++++ Page extract

Role of enteric glia and microbiota-gut-brain axis in parkinson disease pathogenesis

The microbiota-gut-brain axis or simple gut-brain axis (GBA) is a complex and interactive bidirectional communication network linking the gut to the brain. Alterations in the composition of the gut microbiome have been linked to GBA dysfunction, central nervous system (CNS) inflammation, and dopaminergic degeneration, as those occurring in Parkinson's disease (PD). Besides inflammation, the activation of brain microglia is known to play a central role in the damage of dopaminergic neurons. Inflammation is attributed to the toxic effect of aggregated alpha-synuclein, in the brain of PD patients. It has been suggested that the alpha-synuclein misfolding might begin in the gut and spread "prion-like", via the vagus nerve into the lower brainstem and ultimately to the midbrain, known as the Braak hypothesis. In this review, we discuss how the microbiota-gut-brain axis and environmental influences interact with the immune system to promote a pro-inflammatory state that is involved in the initiation and progression of misfolded alpha-synuclein proteins and the beginning of the early non-motor symptoms of PD. Furthermore, we describe a speculative bidirectional model that explains how the enteric glia is involved in the initiation and spreading of inflammation, epithelial barrier disruption, and alpha-synuclein misfolding, finally reaching the central nervous system and contributing to neuroinflammatory processes involved with the initial non-motor symptoms of PD.

++++++++

*Using the information:*
**1)** Translate this sentence from the abstract on enteric glia and Parkinson disease into Spanish: "Besides inflammation, the activation of brain microglia is known to play a central role in the damage of dopaminergic neurons."
**2)** Condense the paragraph of the abstract on enteric glia and Parkinson disease that opens with "The microbiota-gut-brain axis or simple gut-brain axis" into a bulleted list that keeps its main facts.

++++ Extracted material

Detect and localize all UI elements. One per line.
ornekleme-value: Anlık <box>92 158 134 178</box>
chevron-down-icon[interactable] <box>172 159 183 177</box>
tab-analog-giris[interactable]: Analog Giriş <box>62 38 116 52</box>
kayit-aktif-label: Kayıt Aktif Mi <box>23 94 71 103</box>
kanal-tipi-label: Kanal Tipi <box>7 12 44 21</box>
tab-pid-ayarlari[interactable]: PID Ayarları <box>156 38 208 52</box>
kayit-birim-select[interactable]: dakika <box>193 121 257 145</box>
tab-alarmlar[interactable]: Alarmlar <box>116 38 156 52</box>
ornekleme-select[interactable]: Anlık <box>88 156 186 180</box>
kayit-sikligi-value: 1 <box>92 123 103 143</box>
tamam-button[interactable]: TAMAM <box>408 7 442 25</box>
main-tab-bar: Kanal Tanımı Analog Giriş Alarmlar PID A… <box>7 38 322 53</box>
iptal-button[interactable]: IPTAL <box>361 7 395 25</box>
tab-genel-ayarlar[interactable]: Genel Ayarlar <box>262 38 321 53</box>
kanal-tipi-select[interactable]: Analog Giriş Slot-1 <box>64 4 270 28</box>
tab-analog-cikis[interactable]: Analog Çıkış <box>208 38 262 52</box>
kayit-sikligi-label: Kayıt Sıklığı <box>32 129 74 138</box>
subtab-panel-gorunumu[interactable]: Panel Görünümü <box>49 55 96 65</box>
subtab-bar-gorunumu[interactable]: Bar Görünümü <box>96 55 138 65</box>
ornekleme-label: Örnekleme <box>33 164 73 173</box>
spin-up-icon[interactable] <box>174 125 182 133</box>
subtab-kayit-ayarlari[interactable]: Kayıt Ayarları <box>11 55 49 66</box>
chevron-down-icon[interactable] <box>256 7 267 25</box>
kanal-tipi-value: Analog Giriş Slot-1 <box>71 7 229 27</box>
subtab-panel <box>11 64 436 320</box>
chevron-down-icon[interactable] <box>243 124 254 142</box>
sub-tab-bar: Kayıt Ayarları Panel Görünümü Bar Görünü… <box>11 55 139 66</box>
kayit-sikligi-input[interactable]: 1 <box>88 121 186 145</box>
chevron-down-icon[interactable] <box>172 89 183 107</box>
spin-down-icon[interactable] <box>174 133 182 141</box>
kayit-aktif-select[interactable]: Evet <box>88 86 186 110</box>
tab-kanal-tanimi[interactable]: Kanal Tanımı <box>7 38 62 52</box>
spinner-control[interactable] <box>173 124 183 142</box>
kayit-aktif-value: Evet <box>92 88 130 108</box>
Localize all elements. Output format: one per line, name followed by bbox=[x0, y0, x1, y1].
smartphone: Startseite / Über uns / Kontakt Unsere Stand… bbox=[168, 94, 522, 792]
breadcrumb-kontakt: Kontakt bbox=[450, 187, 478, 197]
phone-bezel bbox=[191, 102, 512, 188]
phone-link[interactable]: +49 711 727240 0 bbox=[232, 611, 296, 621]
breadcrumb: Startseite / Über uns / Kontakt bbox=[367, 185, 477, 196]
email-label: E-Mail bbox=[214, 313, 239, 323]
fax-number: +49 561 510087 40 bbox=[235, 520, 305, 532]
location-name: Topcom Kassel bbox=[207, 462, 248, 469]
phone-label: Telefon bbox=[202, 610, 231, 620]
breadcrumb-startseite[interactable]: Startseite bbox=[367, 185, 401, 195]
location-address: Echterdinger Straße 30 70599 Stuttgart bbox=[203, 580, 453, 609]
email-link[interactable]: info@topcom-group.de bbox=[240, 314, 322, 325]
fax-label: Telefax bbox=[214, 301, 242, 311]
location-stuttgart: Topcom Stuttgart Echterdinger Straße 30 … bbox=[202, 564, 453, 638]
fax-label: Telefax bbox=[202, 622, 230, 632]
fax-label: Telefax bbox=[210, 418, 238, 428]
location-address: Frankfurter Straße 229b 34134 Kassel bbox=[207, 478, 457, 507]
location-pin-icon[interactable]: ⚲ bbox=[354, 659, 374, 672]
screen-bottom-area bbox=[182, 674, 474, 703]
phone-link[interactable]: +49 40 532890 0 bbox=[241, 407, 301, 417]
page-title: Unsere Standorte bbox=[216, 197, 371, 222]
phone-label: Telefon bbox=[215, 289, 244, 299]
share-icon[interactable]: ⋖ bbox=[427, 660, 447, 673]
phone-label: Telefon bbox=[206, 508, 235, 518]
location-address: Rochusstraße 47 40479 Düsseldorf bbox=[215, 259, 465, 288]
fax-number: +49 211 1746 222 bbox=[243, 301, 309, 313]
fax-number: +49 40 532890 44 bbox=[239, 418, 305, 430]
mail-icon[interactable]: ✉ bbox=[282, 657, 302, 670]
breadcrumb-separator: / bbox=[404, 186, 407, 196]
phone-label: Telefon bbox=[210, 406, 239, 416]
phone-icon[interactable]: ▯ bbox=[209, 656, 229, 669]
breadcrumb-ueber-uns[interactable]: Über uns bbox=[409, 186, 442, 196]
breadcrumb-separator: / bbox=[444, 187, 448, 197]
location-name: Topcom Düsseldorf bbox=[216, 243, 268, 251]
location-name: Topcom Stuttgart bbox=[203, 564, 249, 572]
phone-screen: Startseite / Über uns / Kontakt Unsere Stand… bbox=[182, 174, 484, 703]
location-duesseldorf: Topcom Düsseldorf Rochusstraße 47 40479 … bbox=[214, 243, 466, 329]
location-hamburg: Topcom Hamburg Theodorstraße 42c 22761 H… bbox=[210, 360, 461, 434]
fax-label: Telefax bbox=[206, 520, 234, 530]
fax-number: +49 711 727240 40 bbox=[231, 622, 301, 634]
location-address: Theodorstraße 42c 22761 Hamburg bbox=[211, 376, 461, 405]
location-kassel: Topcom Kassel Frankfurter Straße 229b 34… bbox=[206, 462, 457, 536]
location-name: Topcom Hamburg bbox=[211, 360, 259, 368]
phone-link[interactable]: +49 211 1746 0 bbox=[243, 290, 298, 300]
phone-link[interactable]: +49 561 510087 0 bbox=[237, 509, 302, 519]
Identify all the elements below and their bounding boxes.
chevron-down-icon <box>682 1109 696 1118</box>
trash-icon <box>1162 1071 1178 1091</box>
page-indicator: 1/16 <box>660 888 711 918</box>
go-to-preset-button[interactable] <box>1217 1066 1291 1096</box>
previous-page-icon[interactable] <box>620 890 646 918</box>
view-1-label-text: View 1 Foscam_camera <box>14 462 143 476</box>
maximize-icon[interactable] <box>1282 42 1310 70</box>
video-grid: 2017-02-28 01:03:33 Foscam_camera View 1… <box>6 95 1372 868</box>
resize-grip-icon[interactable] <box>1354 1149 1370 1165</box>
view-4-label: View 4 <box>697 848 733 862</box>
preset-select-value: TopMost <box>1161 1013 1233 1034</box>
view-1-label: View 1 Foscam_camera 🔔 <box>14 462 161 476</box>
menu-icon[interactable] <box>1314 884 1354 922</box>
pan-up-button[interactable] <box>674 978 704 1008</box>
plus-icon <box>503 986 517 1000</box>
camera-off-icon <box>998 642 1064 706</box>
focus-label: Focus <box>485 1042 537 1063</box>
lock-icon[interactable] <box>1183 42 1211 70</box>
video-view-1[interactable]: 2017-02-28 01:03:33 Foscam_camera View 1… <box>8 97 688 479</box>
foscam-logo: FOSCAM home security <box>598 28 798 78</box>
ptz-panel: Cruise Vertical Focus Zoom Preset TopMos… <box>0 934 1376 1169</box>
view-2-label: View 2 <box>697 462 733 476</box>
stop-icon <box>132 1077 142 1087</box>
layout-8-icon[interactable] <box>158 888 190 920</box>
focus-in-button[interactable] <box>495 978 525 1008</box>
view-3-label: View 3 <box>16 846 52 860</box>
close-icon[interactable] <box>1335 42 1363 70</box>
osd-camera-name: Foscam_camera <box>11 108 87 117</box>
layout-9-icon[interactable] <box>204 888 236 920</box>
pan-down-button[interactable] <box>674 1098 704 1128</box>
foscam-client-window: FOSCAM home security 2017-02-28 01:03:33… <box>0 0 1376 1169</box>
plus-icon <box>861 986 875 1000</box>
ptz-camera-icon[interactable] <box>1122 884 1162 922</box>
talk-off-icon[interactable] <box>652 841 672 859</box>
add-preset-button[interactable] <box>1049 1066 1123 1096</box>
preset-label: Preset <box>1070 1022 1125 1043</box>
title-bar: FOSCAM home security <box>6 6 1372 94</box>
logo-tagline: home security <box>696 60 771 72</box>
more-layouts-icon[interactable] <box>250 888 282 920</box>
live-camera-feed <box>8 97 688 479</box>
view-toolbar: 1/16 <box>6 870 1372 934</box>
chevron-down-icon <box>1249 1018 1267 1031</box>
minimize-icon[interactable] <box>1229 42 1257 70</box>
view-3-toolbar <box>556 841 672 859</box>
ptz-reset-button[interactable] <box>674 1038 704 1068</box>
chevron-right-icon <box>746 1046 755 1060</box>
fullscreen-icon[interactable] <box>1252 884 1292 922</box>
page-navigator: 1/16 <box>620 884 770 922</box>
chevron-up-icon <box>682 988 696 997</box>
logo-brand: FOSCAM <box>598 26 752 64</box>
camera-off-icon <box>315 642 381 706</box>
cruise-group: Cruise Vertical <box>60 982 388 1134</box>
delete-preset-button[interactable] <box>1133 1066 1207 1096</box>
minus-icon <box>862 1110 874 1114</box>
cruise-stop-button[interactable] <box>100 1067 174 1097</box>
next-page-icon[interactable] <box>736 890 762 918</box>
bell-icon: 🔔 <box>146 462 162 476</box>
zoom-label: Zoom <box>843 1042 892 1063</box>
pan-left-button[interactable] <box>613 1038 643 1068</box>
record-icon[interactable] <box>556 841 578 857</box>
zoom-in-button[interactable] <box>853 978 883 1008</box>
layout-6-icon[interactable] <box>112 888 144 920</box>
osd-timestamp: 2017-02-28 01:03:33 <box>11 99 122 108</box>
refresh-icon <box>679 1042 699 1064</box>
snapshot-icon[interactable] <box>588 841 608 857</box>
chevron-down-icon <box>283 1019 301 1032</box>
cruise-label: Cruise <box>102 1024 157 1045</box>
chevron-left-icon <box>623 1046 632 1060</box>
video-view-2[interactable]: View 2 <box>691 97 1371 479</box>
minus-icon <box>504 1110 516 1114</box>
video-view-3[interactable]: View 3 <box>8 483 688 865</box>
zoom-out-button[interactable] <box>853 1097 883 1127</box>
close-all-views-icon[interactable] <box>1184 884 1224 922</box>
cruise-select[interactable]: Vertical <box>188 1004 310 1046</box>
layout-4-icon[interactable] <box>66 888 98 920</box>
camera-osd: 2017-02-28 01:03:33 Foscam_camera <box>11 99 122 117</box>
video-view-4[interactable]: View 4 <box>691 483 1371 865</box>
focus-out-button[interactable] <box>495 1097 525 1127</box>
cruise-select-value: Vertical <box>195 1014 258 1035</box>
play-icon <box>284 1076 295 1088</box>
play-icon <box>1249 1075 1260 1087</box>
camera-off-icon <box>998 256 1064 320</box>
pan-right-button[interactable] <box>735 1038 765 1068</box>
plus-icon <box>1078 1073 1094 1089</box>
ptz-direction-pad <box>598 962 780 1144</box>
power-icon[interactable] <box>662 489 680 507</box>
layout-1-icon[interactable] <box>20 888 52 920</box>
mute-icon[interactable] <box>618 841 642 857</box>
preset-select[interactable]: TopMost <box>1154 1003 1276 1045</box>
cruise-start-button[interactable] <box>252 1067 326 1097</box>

++++++++

*Solutions:*
**1)** Además de la inflamación, se sabe que la activación de la microglía cerebral desempeña un papel central en el daño de las neuronas dopaminérgicas.

**2)**
- The gut-brain axis (GBA) is a complex, interactive, bidirectional communication network linking the gut to the brain.
- Changes in gut microbiome composition have been linked to GBA dysfunction, central nervous system (CNS) inflammation, and dopaminergic degeneration like that in Parkinson's disease (PD).
- Besides inflammation, activation of brain microglia plays a central role in damaging dopaminergic neurons.
- In the brains of PD patients, inflammation is attributed to the toxic effect of aggregated alpha-synuclein.
- The Braak hypothesis suggests that alpha-synuclein misfolding may begin in the gut and spread "prion-like" via the vagus nerve to the lower brainstem and finally to the midbrain.
- The review discusses how the microbiota-gut-brain axis and environmental influences interact with the immune system to promote a pro-inflammatory state. This state is involved in the initiation and progression of misfolded alpha-synuclein and in the onset of early non-motor symptoms of PD.
- The review also describes a speculative bidirectional model. In it, enteric glia take part in starting and spreading inflammation, epithelial barrier disruption, and alpha-synuclein misfolding, which finally reach the CNS and contribute to neuroinflammation tied to the initial non-motor symptoms of PD.